#### [Do this]
Output each entry that follows exactly. Images stay out.

#### [Extracted data]
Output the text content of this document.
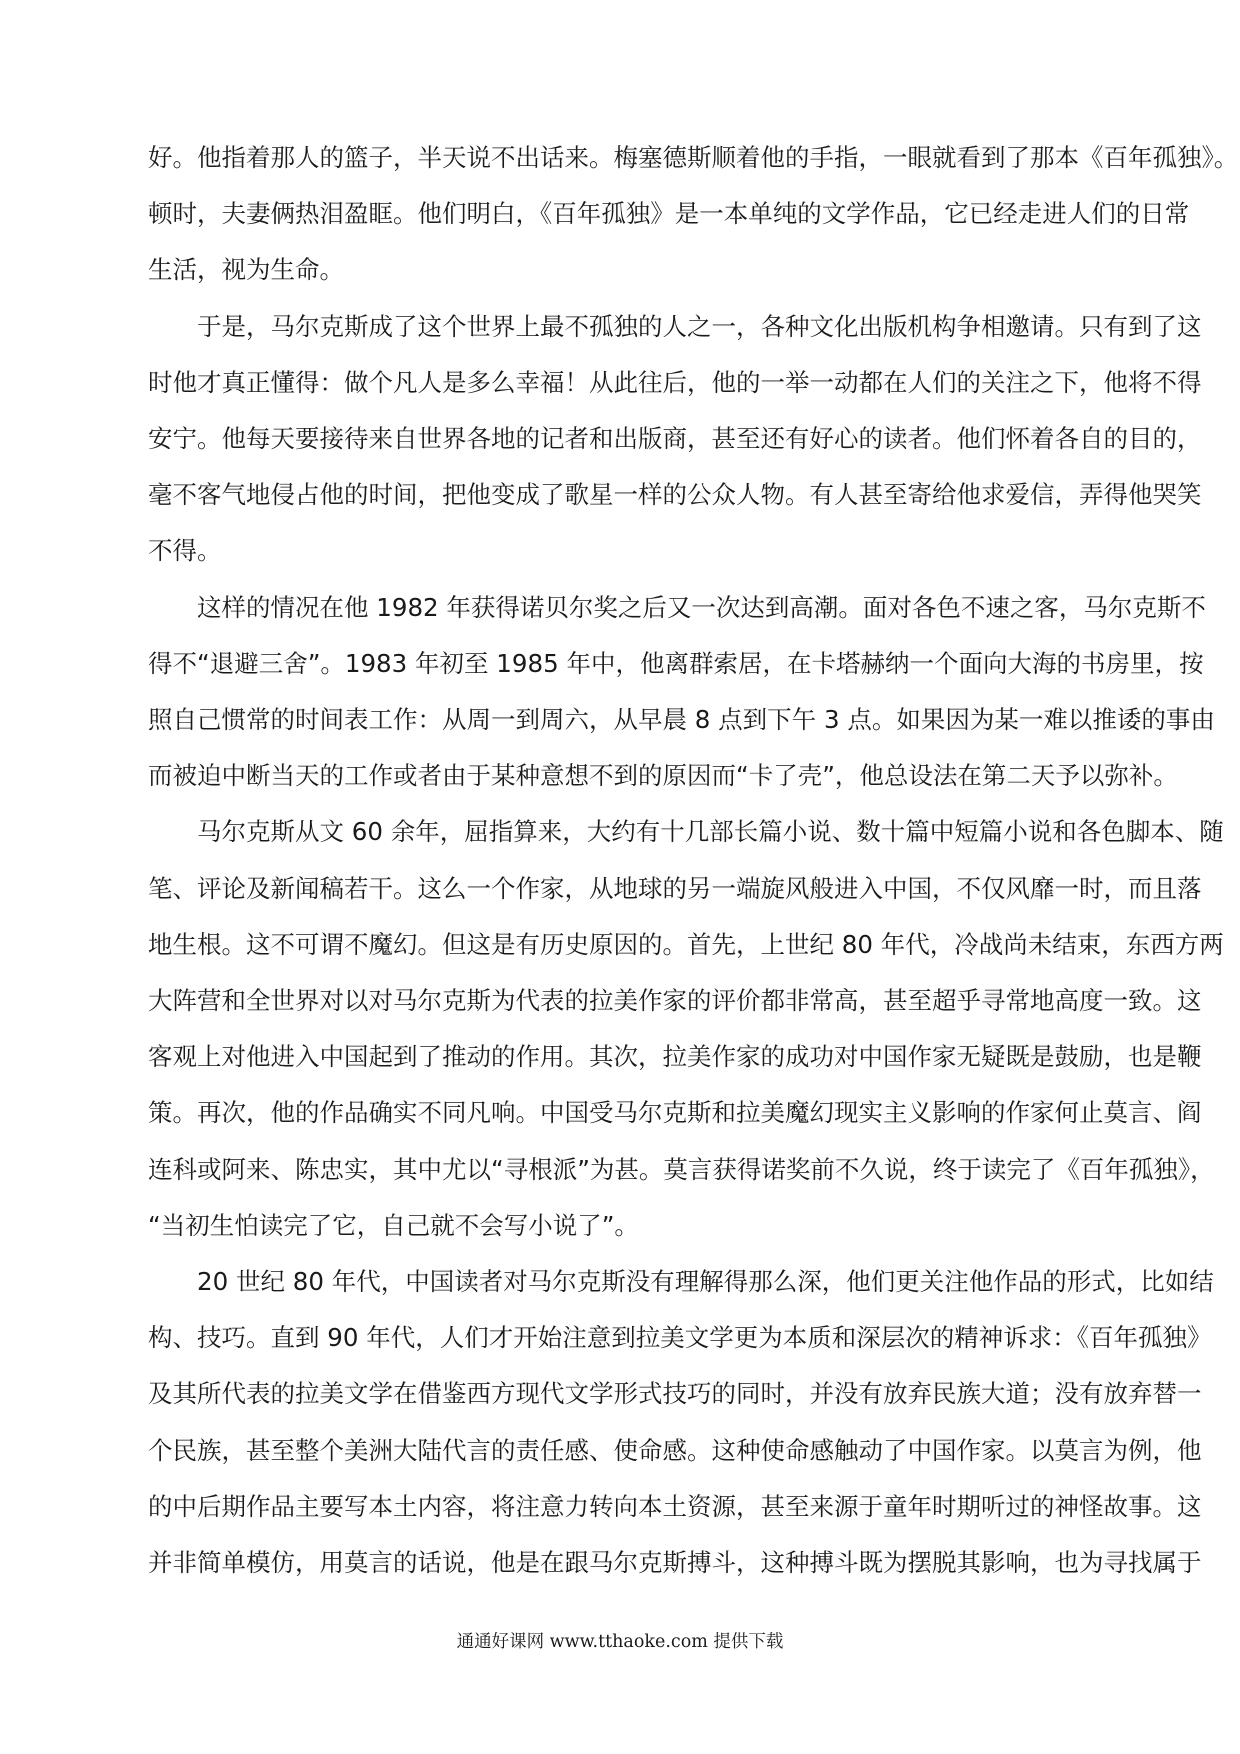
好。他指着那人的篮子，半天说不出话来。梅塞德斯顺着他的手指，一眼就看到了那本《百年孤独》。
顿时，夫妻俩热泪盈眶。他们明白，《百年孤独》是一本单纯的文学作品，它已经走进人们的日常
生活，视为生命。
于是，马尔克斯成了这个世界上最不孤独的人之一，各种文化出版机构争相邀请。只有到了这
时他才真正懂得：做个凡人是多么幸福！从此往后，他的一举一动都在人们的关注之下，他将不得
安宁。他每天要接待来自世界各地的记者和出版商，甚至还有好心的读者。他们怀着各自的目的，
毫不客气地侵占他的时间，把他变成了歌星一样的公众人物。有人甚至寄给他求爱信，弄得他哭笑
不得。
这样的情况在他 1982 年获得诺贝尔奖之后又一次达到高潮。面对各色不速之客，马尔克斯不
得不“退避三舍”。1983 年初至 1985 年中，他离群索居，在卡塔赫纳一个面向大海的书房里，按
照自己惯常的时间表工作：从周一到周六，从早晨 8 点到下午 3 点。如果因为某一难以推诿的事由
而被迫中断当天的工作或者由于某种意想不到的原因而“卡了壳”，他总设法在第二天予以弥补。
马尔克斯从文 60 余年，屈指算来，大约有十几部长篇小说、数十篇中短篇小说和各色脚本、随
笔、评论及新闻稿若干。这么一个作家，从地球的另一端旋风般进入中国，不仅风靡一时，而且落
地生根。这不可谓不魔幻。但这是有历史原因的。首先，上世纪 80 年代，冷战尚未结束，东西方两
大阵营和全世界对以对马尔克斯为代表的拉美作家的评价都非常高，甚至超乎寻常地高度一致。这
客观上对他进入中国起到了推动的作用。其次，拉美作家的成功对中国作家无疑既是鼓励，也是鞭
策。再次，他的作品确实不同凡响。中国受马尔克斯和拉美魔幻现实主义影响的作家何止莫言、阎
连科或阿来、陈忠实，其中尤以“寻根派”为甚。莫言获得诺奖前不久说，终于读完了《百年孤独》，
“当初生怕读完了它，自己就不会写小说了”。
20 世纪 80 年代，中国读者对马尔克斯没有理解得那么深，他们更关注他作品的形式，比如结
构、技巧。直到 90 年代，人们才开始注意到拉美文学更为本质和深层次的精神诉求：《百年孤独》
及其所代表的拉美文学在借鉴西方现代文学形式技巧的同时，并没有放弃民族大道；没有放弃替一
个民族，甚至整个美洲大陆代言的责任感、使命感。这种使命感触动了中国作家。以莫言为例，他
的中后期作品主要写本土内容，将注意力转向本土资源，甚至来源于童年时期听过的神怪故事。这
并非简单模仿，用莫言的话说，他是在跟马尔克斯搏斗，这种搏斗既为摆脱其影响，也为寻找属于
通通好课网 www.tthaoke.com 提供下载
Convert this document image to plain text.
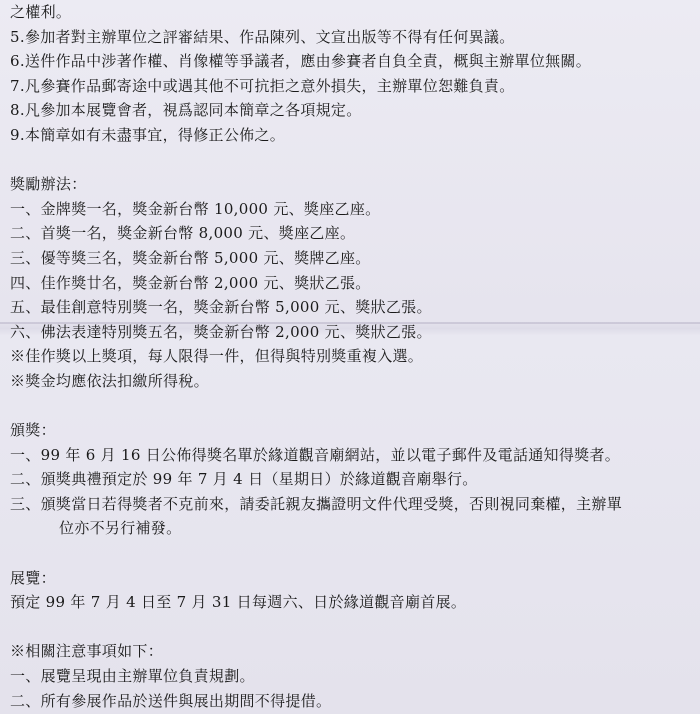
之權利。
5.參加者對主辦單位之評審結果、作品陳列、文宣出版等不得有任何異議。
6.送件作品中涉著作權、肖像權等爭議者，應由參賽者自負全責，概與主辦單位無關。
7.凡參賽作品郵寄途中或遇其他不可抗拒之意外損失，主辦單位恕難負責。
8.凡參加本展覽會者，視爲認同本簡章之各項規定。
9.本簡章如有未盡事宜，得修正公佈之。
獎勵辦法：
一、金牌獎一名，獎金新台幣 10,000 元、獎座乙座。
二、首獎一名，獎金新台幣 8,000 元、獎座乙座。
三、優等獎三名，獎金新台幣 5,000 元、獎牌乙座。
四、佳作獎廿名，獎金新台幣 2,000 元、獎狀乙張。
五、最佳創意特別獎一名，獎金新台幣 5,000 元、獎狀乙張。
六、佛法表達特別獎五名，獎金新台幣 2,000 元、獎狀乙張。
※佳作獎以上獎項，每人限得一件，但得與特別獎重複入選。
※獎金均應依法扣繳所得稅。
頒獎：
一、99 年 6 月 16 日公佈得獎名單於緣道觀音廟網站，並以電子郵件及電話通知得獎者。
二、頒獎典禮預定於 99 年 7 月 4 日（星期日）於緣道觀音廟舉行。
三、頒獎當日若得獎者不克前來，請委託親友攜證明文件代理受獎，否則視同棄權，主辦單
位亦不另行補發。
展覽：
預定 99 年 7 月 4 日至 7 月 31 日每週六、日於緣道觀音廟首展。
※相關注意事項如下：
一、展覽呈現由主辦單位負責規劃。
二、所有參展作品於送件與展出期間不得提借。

#### [Correct response]
Output the text content of this document.
好。他指着那人的篮子，半天说不出话来。梅塞德斯顺着他的手指，一眼就看到了那本《百年孤独》。
顿时，夫妻俩热泪盈眶。他们明白，《百年孤独》是一本单纯的文学作品，它已经走进人们的日常
生活，视为生命。
于是，马尔克斯成了这个世界上最不孤独的人之一，各种文化出版机构争相邀请。只有到了这
时他才真正懂得：做个凡人是多么幸福！从此往后，他的一举一动都在人们的关注之下，他将不得
安宁。他每天要接待来自世界各地的记者和出版商，甚至还有好心的读者。他们怀着各自的目的，
毫不客气地侵占他的时间，把他变成了歌星一样的公众人物。有人甚至寄给他求爱信，弄得他哭笑
不得。
这样的情况在他 1982 年获得诺贝尔奖之后又一次达到高潮。面对各色不速之客，马尔克斯不
得不“退避三舍”。1983 年初至 1985 年中，他离群索居，在卡塔赫纳一个面向大海的书房里，按
照自己惯常的时间表工作：从周一到周六，从早晨 8 点到下午 3 点。如果因为某一难以推诿的事由
而被迫中断当天的工作或者由于某种意想不到的原因而“卡了壳”，他总设法在第二天予以弥补。
马尔克斯从文 60 余年，屈指算来，大约有十几部长篇小说、数十篇中短篇小说和各色脚本、随
笔、评论及新闻稿若干。这么一个作家，从地球的另一端旋风般进入中国，不仅风靡一时，而且落
地生根。这不可谓不魔幻。但这是有历史原因的。首先，上世纪 80 年代，冷战尚未结束，东西方两
大阵营和全世界对以对马尔克斯为代表的拉美作家的评价都非常高，甚至超乎寻常地高度一致。这
客观上对他进入中国起到了推动的作用。其次，拉美作家的成功对中国作家无疑既是鼓励，也是鞭
策。再次，他的作品确实不同凡响。中国受马尔克斯和拉美魔幻现实主义影响的作家何止莫言、阎
连科或阿来、陈忠实，其中尤以“寻根派”为甚。莫言获得诺奖前不久说，终于读完了《百年孤独》，
“当初生怕读完了它，自己就不会写小说了”。
20 世纪 80 年代，中国读者对马尔克斯没有理解得那么深，他们更关注他作品的形式，比如结
构、技巧。直到 90 年代，人们才开始注意到拉美文学更为本质和深层次的精神诉求：《百年孤独》
及其所代表的拉美文学在借鉴西方现代文学形式技巧的同时，并没有放弃民族大道；没有放弃替一
个民族，甚至整个美洲大陆代言的责任感、使命感。这种使命感触动了中国作家。以莫言为例，他
的中后期作品主要写本土内容，将注意力转向本土资源，甚至来源于童年时期听过的神怪故事。这
并非简单模仿，用莫言的话说，他是在跟马尔克斯搏斗，这种搏斗既为摆脱其影响，也为寻找属于
通通好课网 www.tthaoke.com 提供下载
Convert this document image to plain text.
之權利。
5.參加者對主辦單位之評審結果、作品陳列、文宣出版等不得有任何異議。
6.送件作品中涉著作權、肖像權等爭議者，應由參賽者自負全責，概與主辦單位無關。
7.凡參賽作品郵寄途中或遇其他不可抗拒之意外損失，主辦單位恕難負責。
8.凡參加本展覽會者，視爲認同本簡章之各項規定。
9.本簡章如有未盡事宜，得修正公佈之。
獎勵辦法：
一、金牌獎一名，獎金新台幣 10,000 元、獎座乙座。
二、首獎一名，獎金新台幣 8,000 元、獎座乙座。
三、優等獎三名，獎金新台幣 5,000 元、獎牌乙座。
四、佳作獎廿名，獎金新台幣 2,000 元、獎狀乙張。
五、最佳創意特別獎一名，獎金新台幣 5,000 元、獎狀乙張。
六、佛法表達特別獎五名，獎金新台幣 2,000 元、獎狀乙張。
※佳作獎以上獎項，每人限得一件，但得與特別獎重複入選。
※獎金均應依法扣繳所得稅。
頒獎：
一、99 年 6 月 16 日公佈得獎名單於緣道觀音廟網站，並以電子郵件及電話通知得獎者。
二、頒獎典禮預定於 99 年 7 月 4 日（星期日）於緣道觀音廟舉行。
三、頒獎當日若得獎者不克前來，請委託親友攜證明文件代理受獎，否則視同棄權，主辦單
位亦不另行補發。
展覽：
預定 99 年 7 月 4 日至 7 月 31 日每週六、日於緣道觀音廟首展。
※相關注意事項如下：
一、展覽呈現由主辦單位負責規劃。
二、所有參展作品於送件與展出期間不得提借。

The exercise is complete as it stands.